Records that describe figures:
Begin
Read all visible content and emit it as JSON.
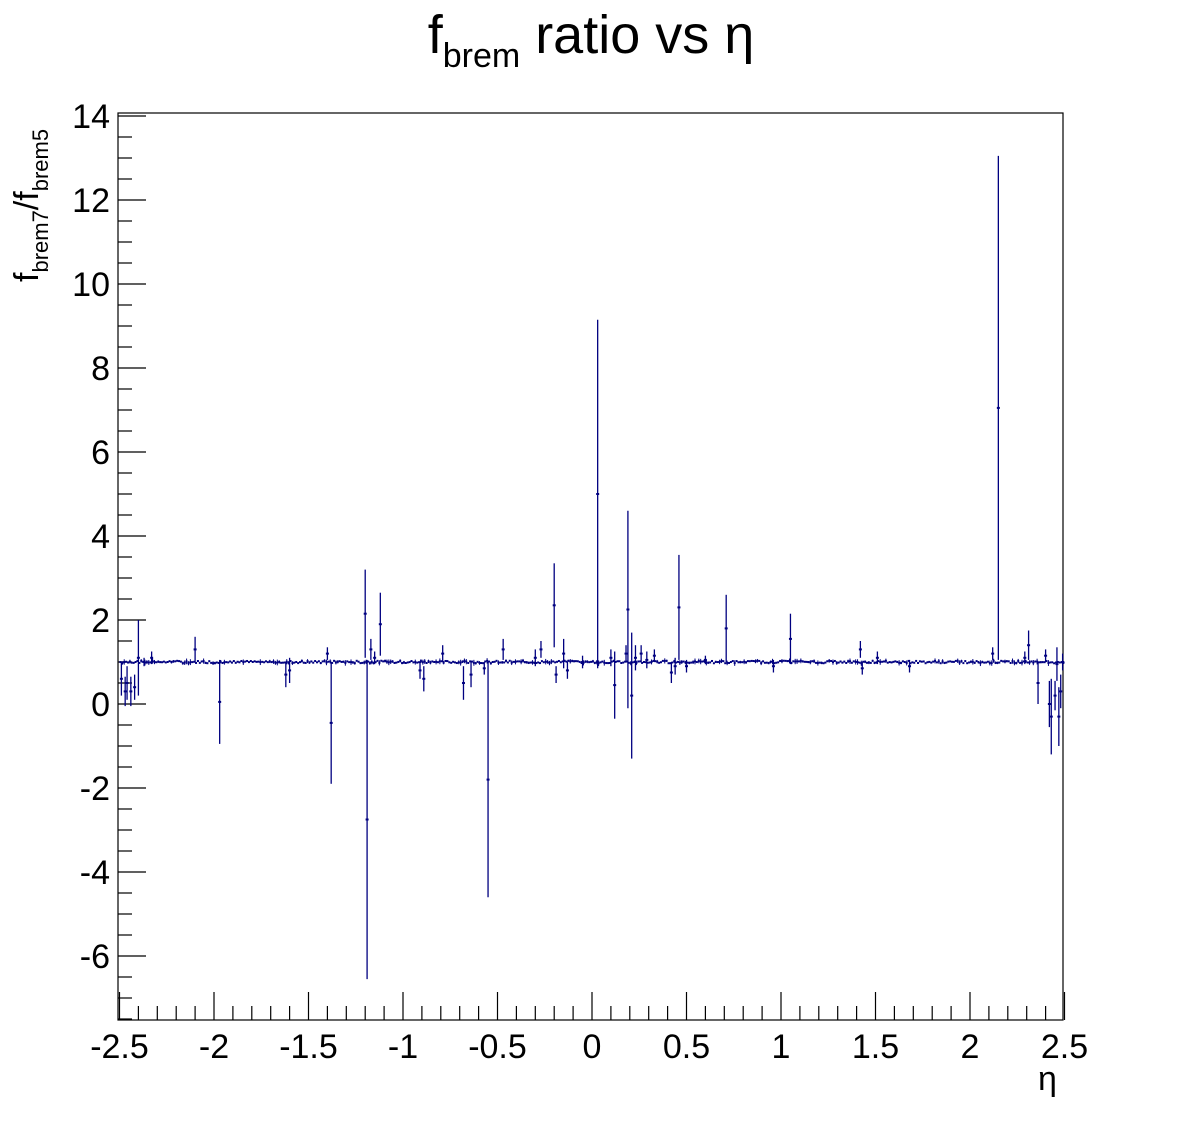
{
  "chart_data": {
    "type": "scatter",
    "title": {
      "main": "f",
      "sub": "brem",
      "rest": " ratio vs η"
    },
    "xlabel": "η",
    "ylabel": {
      "f1": "f",
      "sub1": "brem7",
      "slash": "/f",
      "sub2": "brem5"
    },
    "xlim": [
      -2.5,
      2.5
    ],
    "ylim": [
      -7.5,
      14.2
    ],
    "x_ticks": [
      -2.5,
      -2,
      -1.5,
      -1,
      -0.5,
      0,
      0.5,
      1,
      1.5,
      2,
      2.5
    ],
    "x_tick_labels": [
      "-2.5",
      "-2",
      "-1.5",
      "-1",
      "-0.5",
      "0",
      "0.5",
      "1",
      "1.5",
      "2",
      "2.5"
    ],
    "y_ticks": [
      -6,
      -4,
      -2,
      0,
      2,
      4,
      6,
      8,
      10,
      12,
      14
    ],
    "y_tick_labels": [
      "-6",
      "-4",
      "-2",
      "0",
      "2",
      "4",
      "6",
      "8",
      "10",
      "12",
      "14"
    ],
    "grid": false,
    "series": [
      {
        "color": "#000080",
        "baseline": 1.0,
        "points": [
          {
            "x": -2.49,
            "y": 0.6,
            "err": 0.4
          },
          {
            "x": -2.47,
            "y": 0.3,
            "err": 0.35
          },
          {
            "x": -2.46,
            "y": 0.5,
            "err": 0.4
          },
          {
            "x": -2.44,
            "y": 0.3,
            "err": 0.35
          },
          {
            "x": -2.42,
            "y": 0.4,
            "err": 0.3
          },
          {
            "x": -2.4,
            "y": 1.1,
            "err": 0.9
          },
          {
            "x": -2.37,
            "y": 1.0,
            "err": 0.1
          },
          {
            "x": -2.33,
            "y": 1.1,
            "err": 0.15
          },
          {
            "x": -2.1,
            "y": 1.3,
            "err": 0.3
          },
          {
            "x": -1.97,
            "y": 0.05,
            "err": 1.0
          },
          {
            "x": -1.62,
            "y": 0.7,
            "err": 0.3
          },
          {
            "x": -1.6,
            "y": 0.8,
            "err": 0.3
          },
          {
            "x": -1.4,
            "y": 1.2,
            "err": 0.15
          },
          {
            "x": -1.38,
            "y": -0.45,
            "err": 1.45
          },
          {
            "x": -1.2,
            "y": 2.15,
            "err": 1.05
          },
          {
            "x": -1.19,
            "y": -2.75,
            "err": 3.8
          },
          {
            "x": -1.17,
            "y": 1.3,
            "err": 0.25
          },
          {
            "x": -1.15,
            "y": 1.1,
            "err": 0.15
          },
          {
            "x": -1.12,
            "y": 1.9,
            "err": 0.75
          },
          {
            "x": -0.91,
            "y": 0.8,
            "err": 0.2
          },
          {
            "x": -0.89,
            "y": 0.6,
            "err": 0.3
          },
          {
            "x": -0.79,
            "y": 1.2,
            "err": 0.2
          },
          {
            "x": -0.68,
            "y": 0.5,
            "err": 0.4
          },
          {
            "x": -0.64,
            "y": 0.7,
            "err": 0.3
          },
          {
            "x": -0.57,
            "y": 0.85,
            "err": 0.15
          },
          {
            "x": -0.55,
            "y": -1.8,
            "err": 2.8
          },
          {
            "x": -0.47,
            "y": 1.3,
            "err": 0.25
          },
          {
            "x": -0.3,
            "y": 1.1,
            "err": 0.2
          },
          {
            "x": -0.27,
            "y": 1.3,
            "err": 0.2
          },
          {
            "x": -0.2,
            "y": 2.35,
            "err": 1.0
          },
          {
            "x": -0.19,
            "y": 0.7,
            "err": 0.2
          },
          {
            "x": -0.15,
            "y": 1.2,
            "err": 0.35
          },
          {
            "x": -0.13,
            "y": 0.8,
            "err": 0.2
          },
          {
            "x": -0.05,
            "y": 1.0,
            "err": 0.15
          },
          {
            "x": 0.03,
            "y": 5.0,
            "err": 4.15
          },
          {
            "x": 0.1,
            "y": 1.1,
            "err": 0.2
          },
          {
            "x": 0.12,
            "y": 0.45,
            "err": 0.8
          },
          {
            "x": 0.18,
            "y": 1.2,
            "err": 0.2
          },
          {
            "x": 0.19,
            "y": 2.25,
            "err": 2.35
          },
          {
            "x": 0.21,
            "y": 0.2,
            "err": 1.5
          },
          {
            "x": 0.23,
            "y": 1.1,
            "err": 0.3
          },
          {
            "x": 0.26,
            "y": 1.2,
            "err": 0.2
          },
          {
            "x": 0.29,
            "y": 1.05,
            "err": 0.2
          },
          {
            "x": 0.33,
            "y": 1.15,
            "err": 0.15
          },
          {
            "x": 0.42,
            "y": 0.75,
            "err": 0.25
          },
          {
            "x": 0.44,
            "y": 0.9,
            "err": 0.2
          },
          {
            "x": 0.46,
            "y": 2.3,
            "err": 1.25
          },
          {
            "x": 0.5,
            "y": 0.9,
            "err": 0.15
          },
          {
            "x": 0.6,
            "y": 1.05,
            "err": 0.1
          },
          {
            "x": 0.71,
            "y": 1.8,
            "err": 0.8
          },
          {
            "x": 0.96,
            "y": 0.9,
            "err": 0.15
          },
          {
            "x": 1.05,
            "y": 1.55,
            "err": 0.6
          },
          {
            "x": 1.42,
            "y": 1.3,
            "err": 0.2
          },
          {
            "x": 1.43,
            "y": 0.85,
            "err": 0.15
          },
          {
            "x": 1.51,
            "y": 1.1,
            "err": 0.15
          },
          {
            "x": 1.68,
            "y": 0.9,
            "err": 0.15
          },
          {
            "x": 2.12,
            "y": 1.2,
            "err": 0.15
          },
          {
            "x": 2.15,
            "y": 7.05,
            "err": 6.0
          },
          {
            "x": 2.29,
            "y": 1.1,
            "err": 0.15
          },
          {
            "x": 2.31,
            "y": 1.4,
            "err": 0.35
          },
          {
            "x": 2.36,
            "y": 0.5,
            "err": 0.5
          },
          {
            "x": 2.4,
            "y": 1.15,
            "err": 0.15
          },
          {
            "x": 2.42,
            "y": 0.0,
            "err": 0.55
          },
          {
            "x": 2.43,
            "y": -0.3,
            "err": 0.9
          },
          {
            "x": 2.45,
            "y": 0.2,
            "err": 0.35
          },
          {
            "x": 2.46,
            "y": 0.95,
            "err": 0.4
          },
          {
            "x": 2.47,
            "y": -0.3,
            "err": 0.7
          },
          {
            "x": 2.48,
            "y": 0.3,
            "err": 0.4
          },
          {
            "x": 2.49,
            "y": 1.0,
            "err": 0.2
          }
        ]
      }
    ]
  }
}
End
**TASK PROMPT:**
Quote every record above exactly, leaving out any pictures.

**TASK ANSWER:**
Read all visible content and emit it as JSON.
{
  "chart_data": {
    "type": "scatter",
    "title": {
      "main": "f",
      "sub": "brem",
      "rest": " ratio vs η"
    },
    "xlabel": "η",
    "ylabel": {
      "f1": "f",
      "sub1": "brem7",
      "slash": "/f",
      "sub2": "brem5"
    },
    "xlim": [
      -2.5,
      2.5
    ],
    "ylim": [
      -7.5,
      14.2
    ],
    "x_ticks": [
      -2.5,
      -2,
      -1.5,
      -1,
      -0.5,
      0,
      0.5,
      1,
      1.5,
      2,
      2.5
    ],
    "x_tick_labels": [
      "-2.5",
      "-2",
      "-1.5",
      "-1",
      "-0.5",
      "0",
      "0.5",
      "1",
      "1.5",
      "2",
      "2.5"
    ],
    "y_ticks": [
      -6,
      -4,
      -2,
      0,
      2,
      4,
      6,
      8,
      10,
      12,
      14
    ],
    "y_tick_labels": [
      "-6",
      "-4",
      "-2",
      "0",
      "2",
      "4",
      "6",
      "8",
      "10",
      "12",
      "14"
    ],
    "grid": false,
    "series": [
      {
        "color": "#000080",
        "baseline": 1.0,
        "points": [
          {
            "x": -2.49,
            "y": 0.6,
            "err": 0.4
          },
          {
            "x": -2.47,
            "y": 0.3,
            "err": 0.35
          },
          {
            "x": -2.46,
            "y": 0.5,
            "err": 0.4
          },
          {
            "x": -2.44,
            "y": 0.3,
            "err": 0.35
          },
          {
            "x": -2.42,
            "y": 0.4,
            "err": 0.3
          },
          {
            "x": -2.4,
            "y": 1.1,
            "err": 0.9
          },
          {
            "x": -2.37,
            "y": 1.0,
            "err": 0.1
          },
          {
            "x": -2.33,
            "y": 1.1,
            "err": 0.15
          },
          {
            "x": -2.1,
            "y": 1.3,
            "err": 0.3
          },
          {
            "x": -1.97,
            "y": 0.05,
            "err": 1.0
          },
          {
            "x": -1.62,
            "y": 0.7,
            "err": 0.3
          },
          {
            "x": -1.6,
            "y": 0.8,
            "err": 0.3
          },
          {
            "x": -1.4,
            "y": 1.2,
            "err": 0.15
          },
          {
            "x": -1.38,
            "y": -0.45,
            "err": 1.45
          },
          {
            "x": -1.2,
            "y": 2.15,
            "err": 1.05
          },
          {
            "x": -1.19,
            "y": -2.75,
            "err": 3.8
          },
          {
            "x": -1.17,
            "y": 1.3,
            "err": 0.25
          },
          {
            "x": -1.15,
            "y": 1.1,
            "err": 0.15
          },
          {
            "x": -1.12,
            "y": 1.9,
            "err": 0.75
          },
          {
            "x": -0.91,
            "y": 0.8,
            "err": 0.2
          },
          {
            "x": -0.89,
            "y": 0.6,
            "err": 0.3
          },
          {
            "x": -0.79,
            "y": 1.2,
            "err": 0.2
          },
          {
            "x": -0.68,
            "y": 0.5,
            "err": 0.4
          },
          {
            "x": -0.64,
            "y": 0.7,
            "err": 0.3
          },
          {
            "x": -0.57,
            "y": 0.85,
            "err": 0.15
          },
          {
            "x": -0.55,
            "y": -1.8,
            "err": 2.8
          },
          {
            "x": -0.47,
            "y": 1.3,
            "err": 0.25
          },
          {
            "x": -0.3,
            "y": 1.1,
            "err": 0.2
          },
          {
            "x": -0.27,
            "y": 1.3,
            "err": 0.2
          },
          {
            "x": -0.2,
            "y": 2.35,
            "err": 1.0
          },
          {
            "x": -0.19,
            "y": 0.7,
            "err": 0.2
          },
          {
            "x": -0.15,
            "y": 1.2,
            "err": 0.35
          },
          {
            "x": -0.13,
            "y": 0.8,
            "err": 0.2
          },
          {
            "x": -0.05,
            "y": 1.0,
            "err": 0.15
          },
          {
            "x": 0.03,
            "y": 5.0,
            "err": 4.15
          },
          {
            "x": 0.1,
            "y": 1.1,
            "err": 0.2
          },
          {
            "x": 0.12,
            "y": 0.45,
            "err": 0.8
          },
          {
            "x": 0.18,
            "y": 1.2,
            "err": 0.2
          },
          {
            "x": 0.19,
            "y": 2.25,
            "err": 2.35
          },
          {
            "x": 0.21,
            "y": 0.2,
            "err": 1.5
          },
          {
            "x": 0.23,
            "y": 1.1,
            "err": 0.3
          },
          {
            "x": 0.26,
            "y": 1.2,
            "err": 0.2
          },
          {
            "x": 0.29,
            "y": 1.05,
            "err": 0.2
          },
          {
            "x": 0.33,
            "y": 1.15,
            "err": 0.15
          },
          {
            "x": 0.42,
            "y": 0.75,
            "err": 0.25
          },
          {
            "x": 0.44,
            "y": 0.9,
            "err": 0.2
          },
          {
            "x": 0.46,
            "y": 2.3,
            "err": 1.25
          },
          {
            "x": 0.5,
            "y": 0.9,
            "err": 0.15
          },
          {
            "x": 0.6,
            "y": 1.05,
            "err": 0.1
          },
          {
            "x": 0.71,
            "y": 1.8,
            "err": 0.8
          },
          {
            "x": 0.96,
            "y": 0.9,
            "err": 0.15
          },
          {
            "x": 1.05,
            "y": 1.55,
            "err": 0.6
          },
          {
            "x": 1.42,
            "y": 1.3,
            "err": 0.2
          },
          {
            "x": 1.43,
            "y": 0.85,
            "err": 0.15
          },
          {
            "x": 1.51,
            "y": 1.1,
            "err": 0.15
          },
          {
            "x": 1.68,
            "y": 0.9,
            "err": 0.15
          },
          {
            "x": 2.12,
            "y": 1.2,
            "err": 0.15
          },
          {
            "x": 2.15,
            "y": 7.05,
            "err": 6.0
          },
          {
            "x": 2.29,
            "y": 1.1,
            "err": 0.15
          },
          {
            "x": 2.31,
            "y": 1.4,
            "err": 0.35
          },
          {
            "x": 2.36,
            "y": 0.5,
            "err": 0.5
          },
          {
            "x": 2.4,
            "y": 1.15,
            "err": 0.15
          },
          {
            "x": 2.42,
            "y": 0.0,
            "err": 0.55
          },
          {
            "x": 2.43,
            "y": -0.3,
            "err": 0.9
          },
          {
            "x": 2.45,
            "y": 0.2,
            "err": 0.35
          },
          {
            "x": 2.46,
            "y": 0.95,
            "err": 0.4
          },
          {
            "x": 2.47,
            "y": -0.3,
            "err": 0.7
          },
          {
            "x": 2.48,
            "y": 0.3,
            "err": 0.4
          },
          {
            "x": 2.49,
            "y": 1.0,
            "err": 0.2
          }
        ]
      }
    ]
  }
}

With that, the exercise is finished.